Output, verbatim, the passage of the game demo write-up that opens with the words "This one’s for" and closes with "excuse my ignorance.)".

# DOCUMENT SEGMENT:
━━━━━━━━━━━━━━━━
An atmospheric hard sci-fi adventure, The Invincible wastes no time in throwing you into the thick of things: your robot helper is malfunctioning, a member of your research crew has seemingly gone mad, and to make matters worse, the other three members are missing. The demo provides a slow trek across a series of desolate – yet still majestic – alien landscapes on the planet Regis III as protagonist Yasna attempts to figure out exactly what’s going on, and sadly, the experience is cut short just as you are about to get some potential answers… but let’s be honest, that was probably the point of the demo.


This one’s for you action-roguelike enthusiasts – Midautumn is a lovely pixel art game with a spunky protagonist that offers much of what you’d expect from the genre, but does so with a twist. And by twist, I mean… Lunar Blood. What is Lunar Blood, you may ask? Well, it’s the thing you absorb in order to be able to attack during your dungeon runs, except… it can go bad. As in, the Lunar Blood in you can rot after a few seconds, after which it will only cause damage to your health instead of acting as a projectile. So basically: gotta go fast, gotta shoot fast, and… that’s it. I think. (There’s probably more to it, but I’m not the best roguelike player in the world, so please excuse my ignorance.)
━━━━━━━━━━━━━━━━
Entries drawn from a collection:
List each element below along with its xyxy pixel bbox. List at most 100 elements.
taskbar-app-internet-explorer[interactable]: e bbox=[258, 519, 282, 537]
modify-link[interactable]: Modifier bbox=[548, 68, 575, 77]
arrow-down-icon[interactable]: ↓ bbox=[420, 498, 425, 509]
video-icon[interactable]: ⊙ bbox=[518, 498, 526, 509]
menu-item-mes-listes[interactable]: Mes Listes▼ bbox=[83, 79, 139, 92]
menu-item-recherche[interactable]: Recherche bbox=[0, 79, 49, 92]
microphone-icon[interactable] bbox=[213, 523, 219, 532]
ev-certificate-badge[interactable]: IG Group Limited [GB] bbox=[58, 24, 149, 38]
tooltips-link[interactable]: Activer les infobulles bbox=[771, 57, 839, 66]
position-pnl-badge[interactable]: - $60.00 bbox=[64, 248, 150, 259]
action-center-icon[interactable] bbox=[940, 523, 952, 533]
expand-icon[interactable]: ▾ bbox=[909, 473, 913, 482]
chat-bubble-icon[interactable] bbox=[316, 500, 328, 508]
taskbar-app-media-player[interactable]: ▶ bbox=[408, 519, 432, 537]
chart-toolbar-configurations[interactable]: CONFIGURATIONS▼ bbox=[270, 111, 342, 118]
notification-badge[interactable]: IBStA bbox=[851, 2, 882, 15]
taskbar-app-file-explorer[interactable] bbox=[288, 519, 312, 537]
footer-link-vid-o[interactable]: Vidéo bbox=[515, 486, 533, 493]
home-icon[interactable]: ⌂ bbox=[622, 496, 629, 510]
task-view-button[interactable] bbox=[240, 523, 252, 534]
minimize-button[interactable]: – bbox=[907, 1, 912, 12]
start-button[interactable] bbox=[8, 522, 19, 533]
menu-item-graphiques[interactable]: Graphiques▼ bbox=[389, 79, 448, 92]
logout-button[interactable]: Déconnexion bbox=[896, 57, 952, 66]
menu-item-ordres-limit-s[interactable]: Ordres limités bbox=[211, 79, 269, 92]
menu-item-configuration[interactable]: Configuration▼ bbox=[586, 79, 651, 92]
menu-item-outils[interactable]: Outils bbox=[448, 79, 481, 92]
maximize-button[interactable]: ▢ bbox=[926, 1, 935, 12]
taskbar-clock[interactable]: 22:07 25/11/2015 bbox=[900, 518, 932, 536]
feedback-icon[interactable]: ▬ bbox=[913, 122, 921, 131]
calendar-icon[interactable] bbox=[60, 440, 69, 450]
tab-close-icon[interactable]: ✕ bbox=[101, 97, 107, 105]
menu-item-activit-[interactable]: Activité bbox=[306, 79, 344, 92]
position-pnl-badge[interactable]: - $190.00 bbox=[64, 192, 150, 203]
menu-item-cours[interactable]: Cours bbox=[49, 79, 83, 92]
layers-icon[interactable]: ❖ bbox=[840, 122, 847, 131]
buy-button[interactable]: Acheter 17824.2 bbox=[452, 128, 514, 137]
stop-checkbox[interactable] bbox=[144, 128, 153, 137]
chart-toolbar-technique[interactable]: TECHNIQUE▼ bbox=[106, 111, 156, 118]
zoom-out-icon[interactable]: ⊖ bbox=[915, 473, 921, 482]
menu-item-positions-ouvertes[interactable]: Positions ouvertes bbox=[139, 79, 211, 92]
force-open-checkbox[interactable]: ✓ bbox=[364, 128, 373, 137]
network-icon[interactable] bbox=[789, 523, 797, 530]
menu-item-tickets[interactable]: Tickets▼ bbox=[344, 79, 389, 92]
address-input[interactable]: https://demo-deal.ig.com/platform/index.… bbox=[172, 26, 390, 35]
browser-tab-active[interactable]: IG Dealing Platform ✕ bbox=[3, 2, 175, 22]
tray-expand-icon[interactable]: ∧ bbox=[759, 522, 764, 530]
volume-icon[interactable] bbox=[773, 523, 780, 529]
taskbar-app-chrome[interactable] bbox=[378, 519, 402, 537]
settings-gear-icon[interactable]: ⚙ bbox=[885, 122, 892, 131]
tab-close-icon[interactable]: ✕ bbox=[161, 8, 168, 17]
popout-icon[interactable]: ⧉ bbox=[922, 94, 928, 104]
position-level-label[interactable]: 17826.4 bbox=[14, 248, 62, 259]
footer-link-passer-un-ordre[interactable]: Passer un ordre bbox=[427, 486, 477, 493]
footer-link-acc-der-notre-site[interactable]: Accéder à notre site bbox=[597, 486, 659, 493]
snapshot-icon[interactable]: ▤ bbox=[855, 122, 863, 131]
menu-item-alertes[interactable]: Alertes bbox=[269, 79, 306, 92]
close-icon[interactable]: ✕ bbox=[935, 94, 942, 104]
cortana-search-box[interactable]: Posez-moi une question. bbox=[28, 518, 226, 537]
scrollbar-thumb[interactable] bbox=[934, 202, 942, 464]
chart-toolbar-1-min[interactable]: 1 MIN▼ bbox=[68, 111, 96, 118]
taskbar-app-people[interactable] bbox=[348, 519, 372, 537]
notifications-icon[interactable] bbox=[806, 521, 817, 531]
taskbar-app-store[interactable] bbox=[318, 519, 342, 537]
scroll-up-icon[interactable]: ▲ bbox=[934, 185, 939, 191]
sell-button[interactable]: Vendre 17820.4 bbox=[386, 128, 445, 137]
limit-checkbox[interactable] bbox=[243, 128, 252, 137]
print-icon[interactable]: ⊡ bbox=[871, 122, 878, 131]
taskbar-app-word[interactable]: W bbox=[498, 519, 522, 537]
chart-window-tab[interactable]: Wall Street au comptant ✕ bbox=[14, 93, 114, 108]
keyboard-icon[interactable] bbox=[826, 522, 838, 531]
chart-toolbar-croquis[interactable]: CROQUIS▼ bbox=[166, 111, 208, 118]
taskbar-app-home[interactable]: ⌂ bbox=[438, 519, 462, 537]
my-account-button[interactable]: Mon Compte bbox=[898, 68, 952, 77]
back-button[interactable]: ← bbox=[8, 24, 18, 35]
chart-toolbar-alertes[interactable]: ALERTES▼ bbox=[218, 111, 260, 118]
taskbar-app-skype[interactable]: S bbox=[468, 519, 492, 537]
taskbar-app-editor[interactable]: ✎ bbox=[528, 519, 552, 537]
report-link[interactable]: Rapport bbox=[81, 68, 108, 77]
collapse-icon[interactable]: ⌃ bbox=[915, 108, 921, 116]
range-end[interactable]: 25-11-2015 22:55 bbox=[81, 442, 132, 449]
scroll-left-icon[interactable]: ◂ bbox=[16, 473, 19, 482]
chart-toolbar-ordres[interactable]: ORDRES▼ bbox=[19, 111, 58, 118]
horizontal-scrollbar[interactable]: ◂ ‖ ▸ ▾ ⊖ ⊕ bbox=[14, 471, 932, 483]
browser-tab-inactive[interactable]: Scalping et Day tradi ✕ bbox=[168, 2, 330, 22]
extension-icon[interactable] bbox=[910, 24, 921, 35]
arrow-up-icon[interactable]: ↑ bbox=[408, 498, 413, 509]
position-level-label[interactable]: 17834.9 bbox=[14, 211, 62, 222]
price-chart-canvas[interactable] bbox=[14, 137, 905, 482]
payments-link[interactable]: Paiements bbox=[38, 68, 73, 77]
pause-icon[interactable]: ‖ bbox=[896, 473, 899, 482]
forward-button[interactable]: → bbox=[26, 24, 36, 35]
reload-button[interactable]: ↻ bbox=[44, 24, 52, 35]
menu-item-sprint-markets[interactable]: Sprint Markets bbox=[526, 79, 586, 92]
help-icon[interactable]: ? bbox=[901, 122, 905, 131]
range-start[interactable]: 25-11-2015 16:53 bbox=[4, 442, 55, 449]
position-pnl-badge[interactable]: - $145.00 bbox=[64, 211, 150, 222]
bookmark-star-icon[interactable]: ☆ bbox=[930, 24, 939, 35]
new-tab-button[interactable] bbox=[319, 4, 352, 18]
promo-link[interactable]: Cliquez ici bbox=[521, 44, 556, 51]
━━━━━━━━━━━━━━━━
# COMPLETE OUTPUT:
This one’s for you action-roguelike enthusiasts – Midautumn is a lovely pixel art game with a spunky protagonist that offers much of what you’d expect from the genre, but does so with a twist. And by twist, I mean… Lunar Blood. What is Lunar Blood, you may ask? Well, it’s the thing you absorb in order to be able to attack during your dungeon runs, except… it can go bad. As in, the Lunar Blood in you can rot after a few seconds, after which it will only cause damage to your health instead of acting as a projectile. So basically: gotta go fast, gotta shoot fast, and… that’s it. I think. (There’s probably more to it, but I’m not the best roguelike player in the world, so please excuse my ignorance.)